● **INSTRUCTION**:
Turn the data below, starting with its first line and going on through the line with "photo 2: team", into a JSON list of strings with one string per line, leaving out any blank lines.

● **DATA EXCERPTS**:
+===+
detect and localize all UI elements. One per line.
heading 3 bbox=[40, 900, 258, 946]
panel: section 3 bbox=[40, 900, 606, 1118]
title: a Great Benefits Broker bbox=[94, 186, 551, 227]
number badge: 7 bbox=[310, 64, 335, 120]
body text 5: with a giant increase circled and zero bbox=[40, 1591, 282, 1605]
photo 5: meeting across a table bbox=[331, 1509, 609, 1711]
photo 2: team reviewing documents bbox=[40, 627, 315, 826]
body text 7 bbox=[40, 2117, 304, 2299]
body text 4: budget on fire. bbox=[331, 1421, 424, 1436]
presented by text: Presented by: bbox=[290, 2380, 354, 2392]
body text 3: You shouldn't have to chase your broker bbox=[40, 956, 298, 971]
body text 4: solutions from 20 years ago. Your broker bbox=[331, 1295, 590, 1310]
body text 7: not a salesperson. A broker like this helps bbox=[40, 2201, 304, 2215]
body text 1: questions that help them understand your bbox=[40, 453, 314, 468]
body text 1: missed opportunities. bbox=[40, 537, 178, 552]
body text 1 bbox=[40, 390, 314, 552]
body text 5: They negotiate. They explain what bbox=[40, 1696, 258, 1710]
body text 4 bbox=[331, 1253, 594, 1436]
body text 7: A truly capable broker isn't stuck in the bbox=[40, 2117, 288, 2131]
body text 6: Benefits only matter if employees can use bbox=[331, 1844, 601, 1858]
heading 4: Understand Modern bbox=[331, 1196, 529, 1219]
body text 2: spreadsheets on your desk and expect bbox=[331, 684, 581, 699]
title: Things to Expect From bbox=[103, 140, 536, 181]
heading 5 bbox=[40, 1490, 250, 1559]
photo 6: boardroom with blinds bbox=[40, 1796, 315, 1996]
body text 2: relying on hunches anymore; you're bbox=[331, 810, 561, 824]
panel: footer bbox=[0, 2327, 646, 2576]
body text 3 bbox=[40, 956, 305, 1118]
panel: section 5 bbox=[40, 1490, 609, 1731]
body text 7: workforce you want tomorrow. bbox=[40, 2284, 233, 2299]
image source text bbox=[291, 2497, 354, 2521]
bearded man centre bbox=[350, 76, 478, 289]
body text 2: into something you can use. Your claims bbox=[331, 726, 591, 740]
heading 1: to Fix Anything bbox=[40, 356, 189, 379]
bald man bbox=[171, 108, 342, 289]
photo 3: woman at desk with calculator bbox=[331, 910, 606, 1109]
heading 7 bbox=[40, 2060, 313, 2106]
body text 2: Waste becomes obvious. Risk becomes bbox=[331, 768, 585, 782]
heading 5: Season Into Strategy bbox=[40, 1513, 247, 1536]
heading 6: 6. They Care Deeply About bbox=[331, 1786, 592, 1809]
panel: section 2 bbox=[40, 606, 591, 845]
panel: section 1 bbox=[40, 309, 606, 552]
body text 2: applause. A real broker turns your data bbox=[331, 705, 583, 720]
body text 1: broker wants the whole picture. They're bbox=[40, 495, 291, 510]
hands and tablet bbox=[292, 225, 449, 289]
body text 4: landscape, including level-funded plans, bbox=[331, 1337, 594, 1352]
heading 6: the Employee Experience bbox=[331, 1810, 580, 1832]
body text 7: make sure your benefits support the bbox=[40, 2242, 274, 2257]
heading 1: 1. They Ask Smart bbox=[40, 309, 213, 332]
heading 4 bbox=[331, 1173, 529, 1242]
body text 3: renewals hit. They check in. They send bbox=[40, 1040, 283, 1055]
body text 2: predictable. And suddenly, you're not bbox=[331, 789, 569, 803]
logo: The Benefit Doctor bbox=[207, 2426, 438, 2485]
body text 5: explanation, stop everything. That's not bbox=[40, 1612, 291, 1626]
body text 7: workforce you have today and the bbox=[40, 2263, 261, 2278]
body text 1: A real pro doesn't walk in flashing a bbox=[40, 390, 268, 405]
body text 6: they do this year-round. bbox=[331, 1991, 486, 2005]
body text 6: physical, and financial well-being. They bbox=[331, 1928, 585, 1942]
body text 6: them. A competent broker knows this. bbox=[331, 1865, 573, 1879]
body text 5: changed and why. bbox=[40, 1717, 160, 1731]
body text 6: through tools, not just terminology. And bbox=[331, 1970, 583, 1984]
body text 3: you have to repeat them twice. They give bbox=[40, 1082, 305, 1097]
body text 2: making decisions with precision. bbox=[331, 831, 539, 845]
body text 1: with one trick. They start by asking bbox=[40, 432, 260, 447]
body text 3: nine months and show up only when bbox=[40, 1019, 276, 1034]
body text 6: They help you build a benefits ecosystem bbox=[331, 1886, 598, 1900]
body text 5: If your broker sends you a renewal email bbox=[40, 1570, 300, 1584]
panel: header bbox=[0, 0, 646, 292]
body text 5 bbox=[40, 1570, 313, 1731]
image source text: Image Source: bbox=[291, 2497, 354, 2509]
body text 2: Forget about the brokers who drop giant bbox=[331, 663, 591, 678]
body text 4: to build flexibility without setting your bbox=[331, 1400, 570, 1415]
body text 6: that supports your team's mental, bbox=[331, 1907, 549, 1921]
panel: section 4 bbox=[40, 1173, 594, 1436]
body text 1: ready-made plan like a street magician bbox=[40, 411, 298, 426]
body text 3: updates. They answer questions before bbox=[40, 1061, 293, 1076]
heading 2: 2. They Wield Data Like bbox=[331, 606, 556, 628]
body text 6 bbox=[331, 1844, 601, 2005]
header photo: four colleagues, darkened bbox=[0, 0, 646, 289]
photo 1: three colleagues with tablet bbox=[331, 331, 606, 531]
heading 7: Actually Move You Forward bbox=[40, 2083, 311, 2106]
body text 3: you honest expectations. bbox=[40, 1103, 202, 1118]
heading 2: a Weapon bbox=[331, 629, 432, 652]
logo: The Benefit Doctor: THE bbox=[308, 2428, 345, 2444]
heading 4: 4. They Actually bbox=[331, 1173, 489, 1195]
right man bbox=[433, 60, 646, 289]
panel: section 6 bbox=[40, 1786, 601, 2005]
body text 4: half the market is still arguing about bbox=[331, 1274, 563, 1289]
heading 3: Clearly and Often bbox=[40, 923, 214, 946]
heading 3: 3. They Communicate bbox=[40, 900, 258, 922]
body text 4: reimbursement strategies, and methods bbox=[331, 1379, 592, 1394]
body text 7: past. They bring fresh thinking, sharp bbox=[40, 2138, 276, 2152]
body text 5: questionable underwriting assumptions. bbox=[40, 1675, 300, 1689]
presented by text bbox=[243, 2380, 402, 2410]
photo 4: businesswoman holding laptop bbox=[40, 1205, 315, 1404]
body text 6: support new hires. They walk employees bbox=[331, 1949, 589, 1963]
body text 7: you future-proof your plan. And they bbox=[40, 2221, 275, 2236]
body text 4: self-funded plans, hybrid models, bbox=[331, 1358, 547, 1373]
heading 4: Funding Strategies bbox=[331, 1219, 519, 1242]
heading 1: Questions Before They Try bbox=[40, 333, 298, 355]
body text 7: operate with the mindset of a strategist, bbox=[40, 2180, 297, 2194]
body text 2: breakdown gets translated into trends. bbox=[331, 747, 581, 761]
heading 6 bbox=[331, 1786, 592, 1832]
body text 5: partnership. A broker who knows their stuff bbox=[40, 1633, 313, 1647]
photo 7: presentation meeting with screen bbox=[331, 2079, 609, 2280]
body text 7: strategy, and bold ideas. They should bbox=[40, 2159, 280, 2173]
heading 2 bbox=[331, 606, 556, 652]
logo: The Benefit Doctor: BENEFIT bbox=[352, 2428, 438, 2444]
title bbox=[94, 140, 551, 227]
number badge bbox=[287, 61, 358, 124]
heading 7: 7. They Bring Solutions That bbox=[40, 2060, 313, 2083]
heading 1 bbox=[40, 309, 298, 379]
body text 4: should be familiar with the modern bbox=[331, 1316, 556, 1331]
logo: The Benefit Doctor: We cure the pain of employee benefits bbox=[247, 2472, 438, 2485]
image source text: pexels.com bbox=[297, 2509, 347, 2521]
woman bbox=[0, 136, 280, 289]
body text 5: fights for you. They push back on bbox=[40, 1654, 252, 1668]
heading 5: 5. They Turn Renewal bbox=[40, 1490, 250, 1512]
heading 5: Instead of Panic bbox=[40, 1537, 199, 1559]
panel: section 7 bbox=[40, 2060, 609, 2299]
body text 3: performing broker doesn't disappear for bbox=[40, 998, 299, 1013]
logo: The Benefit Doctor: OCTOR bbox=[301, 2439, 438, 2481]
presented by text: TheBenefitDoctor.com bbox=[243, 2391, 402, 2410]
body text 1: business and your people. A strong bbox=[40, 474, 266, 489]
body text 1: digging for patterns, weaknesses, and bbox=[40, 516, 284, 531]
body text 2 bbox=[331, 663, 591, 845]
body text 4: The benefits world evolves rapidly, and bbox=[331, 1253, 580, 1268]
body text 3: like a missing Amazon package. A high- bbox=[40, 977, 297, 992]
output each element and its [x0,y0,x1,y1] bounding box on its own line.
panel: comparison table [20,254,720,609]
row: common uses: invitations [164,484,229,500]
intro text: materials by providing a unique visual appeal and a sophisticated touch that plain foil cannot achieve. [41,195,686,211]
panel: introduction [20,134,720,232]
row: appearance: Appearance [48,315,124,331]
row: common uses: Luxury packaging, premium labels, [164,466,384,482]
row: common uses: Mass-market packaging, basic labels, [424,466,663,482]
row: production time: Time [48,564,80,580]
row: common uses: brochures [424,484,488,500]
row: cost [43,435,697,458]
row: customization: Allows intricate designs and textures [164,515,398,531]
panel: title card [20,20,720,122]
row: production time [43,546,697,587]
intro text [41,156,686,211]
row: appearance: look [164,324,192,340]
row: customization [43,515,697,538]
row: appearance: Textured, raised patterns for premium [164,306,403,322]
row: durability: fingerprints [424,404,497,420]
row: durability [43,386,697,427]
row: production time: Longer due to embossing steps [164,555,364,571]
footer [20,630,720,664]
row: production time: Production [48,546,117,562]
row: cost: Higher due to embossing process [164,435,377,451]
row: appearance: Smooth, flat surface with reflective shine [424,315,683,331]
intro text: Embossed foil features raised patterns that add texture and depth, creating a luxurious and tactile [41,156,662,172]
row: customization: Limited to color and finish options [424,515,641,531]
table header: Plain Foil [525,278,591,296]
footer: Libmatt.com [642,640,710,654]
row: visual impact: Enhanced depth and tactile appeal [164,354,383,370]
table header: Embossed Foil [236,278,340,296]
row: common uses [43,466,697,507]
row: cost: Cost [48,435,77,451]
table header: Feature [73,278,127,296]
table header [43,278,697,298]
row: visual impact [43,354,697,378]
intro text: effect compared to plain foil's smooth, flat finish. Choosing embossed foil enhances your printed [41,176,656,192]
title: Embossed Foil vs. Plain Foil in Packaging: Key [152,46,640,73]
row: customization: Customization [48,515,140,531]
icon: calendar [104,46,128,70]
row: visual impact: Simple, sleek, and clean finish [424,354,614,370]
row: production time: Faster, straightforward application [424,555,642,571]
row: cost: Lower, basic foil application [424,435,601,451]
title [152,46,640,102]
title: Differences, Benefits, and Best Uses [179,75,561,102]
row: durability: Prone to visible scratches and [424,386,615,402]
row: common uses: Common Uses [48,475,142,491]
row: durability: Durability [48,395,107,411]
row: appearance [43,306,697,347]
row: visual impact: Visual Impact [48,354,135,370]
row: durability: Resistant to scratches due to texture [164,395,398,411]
+===+
● **EXPECTED OUTPUT**:
[
  "detect and localize all UI elements. One per line.",
  "heading 3 bbox=[40, 900, 258, 946]",
  "panel: section 3 bbox=[40, 900, 606, 1118]",
  "title: a Great Benefits Broker bbox=[94, 186, 551, 227]",
  "number badge: 7 bbox=[310, 64, 335, 120]",
  "body text 5: with a giant increase circled and zero bbox=[40, 1591, 282, 1605]",
  "photo 5: meeting across a table bbox=[331, 1509, 609, 1711]",
  "photo 2: team reviewing documents bbox=[40, 627, 315, 826]"
]